PROBLEM DETAILS: Records follow. Select each line holding "không".
--- Begin ---
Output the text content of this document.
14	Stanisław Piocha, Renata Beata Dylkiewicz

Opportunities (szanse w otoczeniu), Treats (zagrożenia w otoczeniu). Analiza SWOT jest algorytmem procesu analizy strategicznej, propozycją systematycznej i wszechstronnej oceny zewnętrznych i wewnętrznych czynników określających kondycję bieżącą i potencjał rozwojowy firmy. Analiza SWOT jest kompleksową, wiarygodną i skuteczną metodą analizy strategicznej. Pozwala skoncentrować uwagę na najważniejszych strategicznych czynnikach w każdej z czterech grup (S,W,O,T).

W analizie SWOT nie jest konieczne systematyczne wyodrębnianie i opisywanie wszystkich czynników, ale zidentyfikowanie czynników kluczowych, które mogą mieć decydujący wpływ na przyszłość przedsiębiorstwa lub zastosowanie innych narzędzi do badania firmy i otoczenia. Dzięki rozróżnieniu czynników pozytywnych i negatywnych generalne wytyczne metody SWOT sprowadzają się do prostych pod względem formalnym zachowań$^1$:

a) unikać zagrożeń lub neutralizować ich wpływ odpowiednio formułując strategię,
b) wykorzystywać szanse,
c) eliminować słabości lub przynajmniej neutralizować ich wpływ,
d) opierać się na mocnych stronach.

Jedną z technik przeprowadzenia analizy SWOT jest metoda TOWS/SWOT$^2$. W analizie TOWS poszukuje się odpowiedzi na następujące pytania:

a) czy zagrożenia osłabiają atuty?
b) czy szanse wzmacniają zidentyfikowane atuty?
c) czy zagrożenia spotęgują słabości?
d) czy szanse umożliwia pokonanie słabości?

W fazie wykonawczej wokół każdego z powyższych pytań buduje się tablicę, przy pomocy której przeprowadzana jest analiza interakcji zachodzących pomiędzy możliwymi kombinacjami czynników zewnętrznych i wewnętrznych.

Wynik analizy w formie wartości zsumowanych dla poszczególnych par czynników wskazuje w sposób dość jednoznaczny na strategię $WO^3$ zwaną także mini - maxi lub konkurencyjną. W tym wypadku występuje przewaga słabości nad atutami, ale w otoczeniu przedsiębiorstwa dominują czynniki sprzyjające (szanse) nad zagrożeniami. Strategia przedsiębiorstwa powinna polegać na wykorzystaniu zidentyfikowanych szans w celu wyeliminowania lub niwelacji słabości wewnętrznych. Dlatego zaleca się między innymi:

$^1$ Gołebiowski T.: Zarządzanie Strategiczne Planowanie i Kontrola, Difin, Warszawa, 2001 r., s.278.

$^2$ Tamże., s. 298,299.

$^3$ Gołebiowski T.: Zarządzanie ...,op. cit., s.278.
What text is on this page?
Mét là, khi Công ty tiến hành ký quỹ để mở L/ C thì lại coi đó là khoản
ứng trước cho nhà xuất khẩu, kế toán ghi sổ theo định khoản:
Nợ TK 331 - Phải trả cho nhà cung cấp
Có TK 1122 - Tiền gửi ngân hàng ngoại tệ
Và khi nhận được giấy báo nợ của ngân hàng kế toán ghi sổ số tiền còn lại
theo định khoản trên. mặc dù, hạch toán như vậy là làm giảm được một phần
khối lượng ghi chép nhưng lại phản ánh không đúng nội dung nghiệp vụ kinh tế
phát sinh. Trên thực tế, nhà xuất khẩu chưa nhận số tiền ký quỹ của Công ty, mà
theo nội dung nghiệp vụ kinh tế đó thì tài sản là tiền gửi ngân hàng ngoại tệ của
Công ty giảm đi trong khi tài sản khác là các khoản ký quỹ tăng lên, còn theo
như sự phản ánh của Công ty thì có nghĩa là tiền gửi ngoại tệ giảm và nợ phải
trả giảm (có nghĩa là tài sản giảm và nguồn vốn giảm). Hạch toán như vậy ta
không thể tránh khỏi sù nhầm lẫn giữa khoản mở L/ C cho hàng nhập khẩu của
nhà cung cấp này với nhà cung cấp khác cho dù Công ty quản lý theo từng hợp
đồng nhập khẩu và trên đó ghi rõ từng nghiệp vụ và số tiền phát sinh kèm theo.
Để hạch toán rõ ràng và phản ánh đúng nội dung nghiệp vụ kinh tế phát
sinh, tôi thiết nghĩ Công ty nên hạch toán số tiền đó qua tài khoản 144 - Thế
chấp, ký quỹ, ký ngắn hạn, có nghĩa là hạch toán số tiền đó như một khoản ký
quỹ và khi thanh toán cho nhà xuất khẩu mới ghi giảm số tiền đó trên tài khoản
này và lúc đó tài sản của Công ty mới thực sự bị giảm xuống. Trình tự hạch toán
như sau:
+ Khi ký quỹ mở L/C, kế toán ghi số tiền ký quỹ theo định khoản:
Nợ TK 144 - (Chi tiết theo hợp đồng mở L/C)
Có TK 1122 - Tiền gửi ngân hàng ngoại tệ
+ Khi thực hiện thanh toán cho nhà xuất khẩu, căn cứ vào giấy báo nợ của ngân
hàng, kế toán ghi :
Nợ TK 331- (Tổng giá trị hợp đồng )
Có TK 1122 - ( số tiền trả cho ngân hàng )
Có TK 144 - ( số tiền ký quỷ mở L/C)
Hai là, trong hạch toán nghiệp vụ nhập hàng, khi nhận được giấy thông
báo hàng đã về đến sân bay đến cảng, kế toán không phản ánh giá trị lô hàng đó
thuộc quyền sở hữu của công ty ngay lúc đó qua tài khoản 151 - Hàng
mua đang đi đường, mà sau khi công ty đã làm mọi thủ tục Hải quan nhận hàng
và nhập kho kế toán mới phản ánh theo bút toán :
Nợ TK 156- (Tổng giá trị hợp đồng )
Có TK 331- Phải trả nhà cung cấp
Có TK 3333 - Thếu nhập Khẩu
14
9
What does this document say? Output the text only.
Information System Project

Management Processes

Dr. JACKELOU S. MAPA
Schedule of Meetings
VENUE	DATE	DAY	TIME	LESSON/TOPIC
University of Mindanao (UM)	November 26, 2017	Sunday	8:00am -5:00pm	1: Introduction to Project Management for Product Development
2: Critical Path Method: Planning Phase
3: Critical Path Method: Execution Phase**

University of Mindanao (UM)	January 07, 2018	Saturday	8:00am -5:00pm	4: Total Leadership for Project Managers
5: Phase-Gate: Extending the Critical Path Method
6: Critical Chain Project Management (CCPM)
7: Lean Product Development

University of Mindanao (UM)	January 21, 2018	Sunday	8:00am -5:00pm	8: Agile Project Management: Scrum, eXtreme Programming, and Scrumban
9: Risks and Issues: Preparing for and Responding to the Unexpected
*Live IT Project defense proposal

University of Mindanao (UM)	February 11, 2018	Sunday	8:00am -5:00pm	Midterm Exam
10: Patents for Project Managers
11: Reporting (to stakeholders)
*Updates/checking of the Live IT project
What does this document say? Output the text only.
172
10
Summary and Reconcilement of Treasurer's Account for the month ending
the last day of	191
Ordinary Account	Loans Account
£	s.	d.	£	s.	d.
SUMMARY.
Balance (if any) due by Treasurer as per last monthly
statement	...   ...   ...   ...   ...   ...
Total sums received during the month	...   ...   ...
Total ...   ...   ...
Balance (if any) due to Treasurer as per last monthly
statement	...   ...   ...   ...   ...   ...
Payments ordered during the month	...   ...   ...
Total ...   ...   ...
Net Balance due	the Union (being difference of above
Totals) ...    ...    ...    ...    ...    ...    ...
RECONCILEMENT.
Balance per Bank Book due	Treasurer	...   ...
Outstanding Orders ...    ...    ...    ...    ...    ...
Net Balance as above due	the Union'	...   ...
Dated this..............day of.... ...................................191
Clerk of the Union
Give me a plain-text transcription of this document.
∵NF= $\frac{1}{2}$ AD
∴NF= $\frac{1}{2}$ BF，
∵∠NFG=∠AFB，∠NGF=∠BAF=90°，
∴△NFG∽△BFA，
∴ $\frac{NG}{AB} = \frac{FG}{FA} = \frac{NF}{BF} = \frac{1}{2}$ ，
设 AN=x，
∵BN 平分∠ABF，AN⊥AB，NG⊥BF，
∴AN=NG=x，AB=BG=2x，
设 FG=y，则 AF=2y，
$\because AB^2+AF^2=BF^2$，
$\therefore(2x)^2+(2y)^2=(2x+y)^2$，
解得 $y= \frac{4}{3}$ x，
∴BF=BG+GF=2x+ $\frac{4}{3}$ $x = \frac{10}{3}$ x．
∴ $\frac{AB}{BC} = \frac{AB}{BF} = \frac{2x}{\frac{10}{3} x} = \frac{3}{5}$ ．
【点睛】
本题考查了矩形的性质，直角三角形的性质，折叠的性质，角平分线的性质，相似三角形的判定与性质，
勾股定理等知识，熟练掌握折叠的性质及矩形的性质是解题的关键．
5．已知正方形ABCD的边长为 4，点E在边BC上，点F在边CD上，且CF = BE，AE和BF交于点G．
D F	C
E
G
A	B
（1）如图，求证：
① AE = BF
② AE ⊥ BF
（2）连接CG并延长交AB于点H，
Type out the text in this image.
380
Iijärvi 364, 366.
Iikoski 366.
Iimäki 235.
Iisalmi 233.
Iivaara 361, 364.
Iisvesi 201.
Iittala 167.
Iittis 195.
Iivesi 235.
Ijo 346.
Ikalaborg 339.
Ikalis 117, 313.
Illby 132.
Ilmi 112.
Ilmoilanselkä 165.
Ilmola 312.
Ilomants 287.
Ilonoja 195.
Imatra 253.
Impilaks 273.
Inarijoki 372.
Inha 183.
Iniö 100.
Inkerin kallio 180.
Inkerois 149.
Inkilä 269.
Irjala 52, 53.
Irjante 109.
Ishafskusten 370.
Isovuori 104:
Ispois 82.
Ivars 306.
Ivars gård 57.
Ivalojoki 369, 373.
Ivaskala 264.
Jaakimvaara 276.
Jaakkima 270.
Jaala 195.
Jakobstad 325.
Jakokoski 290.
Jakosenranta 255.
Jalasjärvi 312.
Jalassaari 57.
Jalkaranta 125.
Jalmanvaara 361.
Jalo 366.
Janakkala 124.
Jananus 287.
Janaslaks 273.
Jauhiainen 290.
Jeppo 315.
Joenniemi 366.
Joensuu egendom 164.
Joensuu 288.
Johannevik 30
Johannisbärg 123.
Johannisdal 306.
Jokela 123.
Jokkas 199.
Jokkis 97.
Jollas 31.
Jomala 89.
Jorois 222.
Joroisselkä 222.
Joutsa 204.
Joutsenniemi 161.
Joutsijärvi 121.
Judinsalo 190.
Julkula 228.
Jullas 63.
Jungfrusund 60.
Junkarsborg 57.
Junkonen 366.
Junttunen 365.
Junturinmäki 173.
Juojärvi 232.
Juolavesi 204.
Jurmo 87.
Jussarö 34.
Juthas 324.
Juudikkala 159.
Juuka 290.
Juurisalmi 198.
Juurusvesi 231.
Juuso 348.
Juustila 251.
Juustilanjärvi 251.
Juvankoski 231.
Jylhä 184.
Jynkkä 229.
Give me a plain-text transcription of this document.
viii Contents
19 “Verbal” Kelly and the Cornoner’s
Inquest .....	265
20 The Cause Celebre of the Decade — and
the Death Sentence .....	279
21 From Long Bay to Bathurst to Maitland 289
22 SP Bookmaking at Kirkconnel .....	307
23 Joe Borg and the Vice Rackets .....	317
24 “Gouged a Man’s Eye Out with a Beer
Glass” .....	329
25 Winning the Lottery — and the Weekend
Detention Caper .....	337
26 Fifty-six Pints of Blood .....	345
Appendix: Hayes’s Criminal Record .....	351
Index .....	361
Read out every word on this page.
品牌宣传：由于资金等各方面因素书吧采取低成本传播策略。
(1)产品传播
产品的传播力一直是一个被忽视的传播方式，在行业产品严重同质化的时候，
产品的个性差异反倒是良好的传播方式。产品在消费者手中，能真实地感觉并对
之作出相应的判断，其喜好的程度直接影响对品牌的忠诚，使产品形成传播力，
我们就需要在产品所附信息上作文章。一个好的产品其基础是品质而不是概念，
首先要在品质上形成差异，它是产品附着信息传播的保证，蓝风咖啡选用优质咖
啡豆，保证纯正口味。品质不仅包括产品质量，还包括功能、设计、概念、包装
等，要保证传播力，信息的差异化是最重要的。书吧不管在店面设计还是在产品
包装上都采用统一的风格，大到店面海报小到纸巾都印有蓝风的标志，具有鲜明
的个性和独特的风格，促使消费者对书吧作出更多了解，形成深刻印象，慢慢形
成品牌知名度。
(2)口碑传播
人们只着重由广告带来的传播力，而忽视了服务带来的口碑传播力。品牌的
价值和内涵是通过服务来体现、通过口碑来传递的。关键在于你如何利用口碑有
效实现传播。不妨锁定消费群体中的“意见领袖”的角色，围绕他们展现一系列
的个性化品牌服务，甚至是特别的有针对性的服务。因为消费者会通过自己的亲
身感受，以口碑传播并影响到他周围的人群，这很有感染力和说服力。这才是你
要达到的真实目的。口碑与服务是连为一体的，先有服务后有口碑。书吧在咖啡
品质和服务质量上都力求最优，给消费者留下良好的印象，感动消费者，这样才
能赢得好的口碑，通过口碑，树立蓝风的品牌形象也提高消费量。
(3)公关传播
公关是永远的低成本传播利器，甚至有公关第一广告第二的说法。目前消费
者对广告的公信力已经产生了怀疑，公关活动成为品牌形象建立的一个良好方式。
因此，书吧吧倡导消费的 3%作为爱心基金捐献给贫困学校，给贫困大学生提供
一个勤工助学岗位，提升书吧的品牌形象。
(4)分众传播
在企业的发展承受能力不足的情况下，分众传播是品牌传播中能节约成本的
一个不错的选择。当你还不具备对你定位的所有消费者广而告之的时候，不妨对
--- End ---
ANSWER TO THE EXERCISE:
khối lượng ghi chép nhưng lại phản ánh không đúng nội dung nghiệp vụ kinh tế
không thể tránh khỏi sù nhầm lẫn giữa khoản mở L/ C cho hàng nhập khẩu của
báo hàng đã về đến sân bay đến cảng, kế toán không phản ánh giá trị lô hàng đó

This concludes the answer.